Entries from a dataset
<<<<
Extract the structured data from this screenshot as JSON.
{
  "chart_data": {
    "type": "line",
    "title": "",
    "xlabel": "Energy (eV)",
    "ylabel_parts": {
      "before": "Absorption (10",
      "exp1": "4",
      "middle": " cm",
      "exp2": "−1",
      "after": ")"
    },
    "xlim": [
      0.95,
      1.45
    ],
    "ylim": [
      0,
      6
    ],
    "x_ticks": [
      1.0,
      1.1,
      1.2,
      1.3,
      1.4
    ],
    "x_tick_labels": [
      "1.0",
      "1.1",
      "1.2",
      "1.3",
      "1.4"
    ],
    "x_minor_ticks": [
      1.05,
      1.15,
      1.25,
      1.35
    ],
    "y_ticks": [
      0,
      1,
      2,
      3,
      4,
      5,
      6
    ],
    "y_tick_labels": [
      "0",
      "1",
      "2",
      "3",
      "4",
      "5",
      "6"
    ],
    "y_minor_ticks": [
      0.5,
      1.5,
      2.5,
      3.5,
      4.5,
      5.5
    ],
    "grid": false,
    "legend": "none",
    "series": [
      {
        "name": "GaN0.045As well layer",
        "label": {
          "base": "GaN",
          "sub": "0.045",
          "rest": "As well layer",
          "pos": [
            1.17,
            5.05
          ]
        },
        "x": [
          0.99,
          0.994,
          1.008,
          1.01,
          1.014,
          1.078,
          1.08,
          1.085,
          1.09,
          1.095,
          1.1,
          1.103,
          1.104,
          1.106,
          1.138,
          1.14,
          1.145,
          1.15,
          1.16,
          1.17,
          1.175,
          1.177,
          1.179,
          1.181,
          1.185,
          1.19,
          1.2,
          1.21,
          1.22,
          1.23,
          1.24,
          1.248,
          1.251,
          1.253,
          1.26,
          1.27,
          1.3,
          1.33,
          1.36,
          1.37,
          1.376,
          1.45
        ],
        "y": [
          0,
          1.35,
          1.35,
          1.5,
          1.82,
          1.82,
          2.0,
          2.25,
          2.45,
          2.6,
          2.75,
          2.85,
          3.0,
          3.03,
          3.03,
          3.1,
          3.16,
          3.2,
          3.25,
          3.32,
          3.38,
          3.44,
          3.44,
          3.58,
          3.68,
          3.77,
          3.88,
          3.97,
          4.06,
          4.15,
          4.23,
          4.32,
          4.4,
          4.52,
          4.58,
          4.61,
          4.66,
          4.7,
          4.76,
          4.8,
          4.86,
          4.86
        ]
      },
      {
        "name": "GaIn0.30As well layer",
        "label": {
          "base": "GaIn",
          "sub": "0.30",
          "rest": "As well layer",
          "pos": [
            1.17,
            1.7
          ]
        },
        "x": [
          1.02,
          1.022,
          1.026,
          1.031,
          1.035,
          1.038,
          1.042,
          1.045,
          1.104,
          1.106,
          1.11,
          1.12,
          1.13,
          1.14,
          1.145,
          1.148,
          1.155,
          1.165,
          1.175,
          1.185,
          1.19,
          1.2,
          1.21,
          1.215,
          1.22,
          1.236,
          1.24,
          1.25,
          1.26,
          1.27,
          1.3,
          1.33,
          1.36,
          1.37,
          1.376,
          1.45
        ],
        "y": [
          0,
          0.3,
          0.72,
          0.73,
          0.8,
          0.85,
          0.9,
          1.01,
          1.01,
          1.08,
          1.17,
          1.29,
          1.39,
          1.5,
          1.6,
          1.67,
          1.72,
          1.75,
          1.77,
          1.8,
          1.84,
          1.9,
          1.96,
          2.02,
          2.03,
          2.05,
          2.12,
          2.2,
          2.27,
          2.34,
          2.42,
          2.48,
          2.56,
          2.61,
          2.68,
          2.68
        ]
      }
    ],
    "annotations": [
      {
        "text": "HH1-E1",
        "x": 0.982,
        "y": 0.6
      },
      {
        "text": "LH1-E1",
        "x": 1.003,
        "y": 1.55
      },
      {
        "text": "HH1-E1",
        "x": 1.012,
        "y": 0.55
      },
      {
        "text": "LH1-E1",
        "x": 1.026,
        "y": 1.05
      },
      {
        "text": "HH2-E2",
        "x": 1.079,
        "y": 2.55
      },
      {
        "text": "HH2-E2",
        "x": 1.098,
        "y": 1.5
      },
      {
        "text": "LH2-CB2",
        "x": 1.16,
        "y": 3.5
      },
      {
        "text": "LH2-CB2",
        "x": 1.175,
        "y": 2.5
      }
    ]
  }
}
>>>>
▸ What needs to be done:
Collect from the data above every line that includes "name".

▸ Exercise result:
        "name": "GaN0.045As well layer",
        "name": "GaIn0.30As well layer",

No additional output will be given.